--- The task ---
Answer with a single number: the count of lines that include the string "image".

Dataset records
:::::
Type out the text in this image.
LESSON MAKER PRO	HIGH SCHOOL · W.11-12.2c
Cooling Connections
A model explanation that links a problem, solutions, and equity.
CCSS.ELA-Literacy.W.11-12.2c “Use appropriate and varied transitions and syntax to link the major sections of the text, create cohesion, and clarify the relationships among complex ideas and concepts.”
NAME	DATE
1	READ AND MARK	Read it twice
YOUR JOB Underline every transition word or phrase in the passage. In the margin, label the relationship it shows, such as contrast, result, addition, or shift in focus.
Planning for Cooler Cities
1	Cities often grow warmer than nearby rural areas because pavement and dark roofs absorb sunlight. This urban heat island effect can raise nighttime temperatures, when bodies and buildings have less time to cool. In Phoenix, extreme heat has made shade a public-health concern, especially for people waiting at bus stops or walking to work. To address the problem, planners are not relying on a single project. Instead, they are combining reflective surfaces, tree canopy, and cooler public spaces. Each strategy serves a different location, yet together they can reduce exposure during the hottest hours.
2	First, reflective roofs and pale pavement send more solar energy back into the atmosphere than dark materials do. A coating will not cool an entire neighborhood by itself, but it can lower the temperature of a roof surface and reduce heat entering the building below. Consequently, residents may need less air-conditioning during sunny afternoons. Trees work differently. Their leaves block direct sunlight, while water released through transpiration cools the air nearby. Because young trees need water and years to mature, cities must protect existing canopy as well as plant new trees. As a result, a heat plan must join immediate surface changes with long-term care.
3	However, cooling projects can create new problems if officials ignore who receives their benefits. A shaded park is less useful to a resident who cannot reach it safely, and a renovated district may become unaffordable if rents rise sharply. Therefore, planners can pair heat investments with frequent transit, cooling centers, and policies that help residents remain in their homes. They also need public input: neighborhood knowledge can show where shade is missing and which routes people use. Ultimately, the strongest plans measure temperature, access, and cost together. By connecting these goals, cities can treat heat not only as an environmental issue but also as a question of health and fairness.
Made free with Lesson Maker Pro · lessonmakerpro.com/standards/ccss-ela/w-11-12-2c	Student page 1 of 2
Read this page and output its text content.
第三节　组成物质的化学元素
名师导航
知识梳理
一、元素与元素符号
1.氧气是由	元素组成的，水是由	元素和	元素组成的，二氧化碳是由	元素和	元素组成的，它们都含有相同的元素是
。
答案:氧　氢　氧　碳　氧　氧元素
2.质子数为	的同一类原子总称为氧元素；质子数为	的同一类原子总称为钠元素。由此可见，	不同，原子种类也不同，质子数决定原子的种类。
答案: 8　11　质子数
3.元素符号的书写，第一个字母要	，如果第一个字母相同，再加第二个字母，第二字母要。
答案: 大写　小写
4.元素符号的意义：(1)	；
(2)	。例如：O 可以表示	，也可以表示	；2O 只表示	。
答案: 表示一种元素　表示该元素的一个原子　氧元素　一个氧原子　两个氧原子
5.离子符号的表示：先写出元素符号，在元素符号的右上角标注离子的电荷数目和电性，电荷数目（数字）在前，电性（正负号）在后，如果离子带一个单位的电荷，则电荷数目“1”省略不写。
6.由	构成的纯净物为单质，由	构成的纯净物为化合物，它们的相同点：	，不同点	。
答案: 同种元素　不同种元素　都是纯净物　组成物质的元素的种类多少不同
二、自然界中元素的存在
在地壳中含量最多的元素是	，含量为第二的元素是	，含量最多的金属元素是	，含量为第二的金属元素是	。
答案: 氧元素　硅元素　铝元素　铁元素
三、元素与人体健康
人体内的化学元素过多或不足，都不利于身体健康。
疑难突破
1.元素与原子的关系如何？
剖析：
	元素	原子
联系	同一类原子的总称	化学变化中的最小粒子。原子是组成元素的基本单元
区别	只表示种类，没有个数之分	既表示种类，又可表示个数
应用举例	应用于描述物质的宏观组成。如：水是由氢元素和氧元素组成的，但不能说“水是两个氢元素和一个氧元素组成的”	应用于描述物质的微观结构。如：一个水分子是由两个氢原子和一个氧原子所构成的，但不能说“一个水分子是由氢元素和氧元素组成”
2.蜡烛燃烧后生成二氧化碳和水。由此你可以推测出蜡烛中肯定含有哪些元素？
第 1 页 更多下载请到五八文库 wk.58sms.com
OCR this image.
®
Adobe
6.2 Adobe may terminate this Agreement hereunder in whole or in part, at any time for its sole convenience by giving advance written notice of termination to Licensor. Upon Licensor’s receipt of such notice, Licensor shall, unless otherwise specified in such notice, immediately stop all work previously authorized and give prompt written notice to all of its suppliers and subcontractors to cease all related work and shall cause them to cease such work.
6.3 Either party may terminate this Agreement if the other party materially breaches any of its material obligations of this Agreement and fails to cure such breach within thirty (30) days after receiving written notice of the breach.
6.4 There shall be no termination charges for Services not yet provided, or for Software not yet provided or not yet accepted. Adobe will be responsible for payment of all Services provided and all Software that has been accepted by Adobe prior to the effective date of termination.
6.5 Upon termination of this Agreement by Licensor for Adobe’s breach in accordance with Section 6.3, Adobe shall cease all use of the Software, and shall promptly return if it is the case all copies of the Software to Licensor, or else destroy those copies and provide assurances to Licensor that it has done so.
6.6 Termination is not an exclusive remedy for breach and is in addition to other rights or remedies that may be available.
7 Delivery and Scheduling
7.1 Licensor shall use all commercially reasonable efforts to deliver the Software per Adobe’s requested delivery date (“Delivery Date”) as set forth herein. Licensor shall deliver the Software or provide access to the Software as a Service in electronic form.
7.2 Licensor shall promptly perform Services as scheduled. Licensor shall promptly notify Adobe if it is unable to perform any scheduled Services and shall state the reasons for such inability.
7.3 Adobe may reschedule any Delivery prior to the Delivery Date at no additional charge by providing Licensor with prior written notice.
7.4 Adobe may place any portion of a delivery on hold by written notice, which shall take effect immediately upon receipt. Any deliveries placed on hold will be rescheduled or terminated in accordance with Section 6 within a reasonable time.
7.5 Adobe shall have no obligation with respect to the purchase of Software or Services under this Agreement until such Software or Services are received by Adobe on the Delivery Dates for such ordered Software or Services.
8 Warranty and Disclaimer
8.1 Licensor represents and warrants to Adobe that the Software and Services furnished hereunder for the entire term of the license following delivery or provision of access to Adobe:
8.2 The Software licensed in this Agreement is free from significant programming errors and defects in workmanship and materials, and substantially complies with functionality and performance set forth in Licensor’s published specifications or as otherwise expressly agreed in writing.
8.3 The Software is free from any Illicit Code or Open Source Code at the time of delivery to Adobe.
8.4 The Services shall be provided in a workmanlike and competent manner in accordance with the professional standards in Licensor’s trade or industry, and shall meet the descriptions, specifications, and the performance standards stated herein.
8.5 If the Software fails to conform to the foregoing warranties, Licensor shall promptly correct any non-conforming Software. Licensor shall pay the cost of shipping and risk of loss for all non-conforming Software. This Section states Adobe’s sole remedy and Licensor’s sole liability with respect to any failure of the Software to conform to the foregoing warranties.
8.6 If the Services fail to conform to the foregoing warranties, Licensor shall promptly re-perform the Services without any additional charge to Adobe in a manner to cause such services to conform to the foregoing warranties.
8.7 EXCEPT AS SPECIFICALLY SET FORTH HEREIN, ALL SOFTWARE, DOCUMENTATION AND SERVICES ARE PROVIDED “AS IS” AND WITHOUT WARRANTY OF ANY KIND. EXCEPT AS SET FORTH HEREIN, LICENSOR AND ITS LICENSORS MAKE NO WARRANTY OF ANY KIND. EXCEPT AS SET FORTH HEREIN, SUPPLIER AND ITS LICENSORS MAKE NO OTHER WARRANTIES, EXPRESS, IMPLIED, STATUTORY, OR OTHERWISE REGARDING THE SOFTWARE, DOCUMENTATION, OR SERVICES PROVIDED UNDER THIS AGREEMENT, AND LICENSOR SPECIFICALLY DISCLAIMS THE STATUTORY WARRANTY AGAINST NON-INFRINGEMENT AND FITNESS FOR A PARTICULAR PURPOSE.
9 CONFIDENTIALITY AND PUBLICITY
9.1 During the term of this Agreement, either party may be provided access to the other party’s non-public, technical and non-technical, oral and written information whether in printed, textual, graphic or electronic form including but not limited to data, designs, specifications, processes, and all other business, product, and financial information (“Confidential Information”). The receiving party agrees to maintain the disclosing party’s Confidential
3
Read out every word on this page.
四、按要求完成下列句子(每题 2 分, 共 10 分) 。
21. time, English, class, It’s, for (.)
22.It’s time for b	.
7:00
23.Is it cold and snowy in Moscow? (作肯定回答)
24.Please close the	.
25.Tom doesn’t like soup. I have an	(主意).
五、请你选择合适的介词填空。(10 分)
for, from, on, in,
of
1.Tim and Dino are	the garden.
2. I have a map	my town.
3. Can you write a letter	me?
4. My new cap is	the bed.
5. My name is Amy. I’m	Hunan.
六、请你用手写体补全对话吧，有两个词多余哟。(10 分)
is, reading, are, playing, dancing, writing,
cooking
:::::
--- Exercise answer ---
2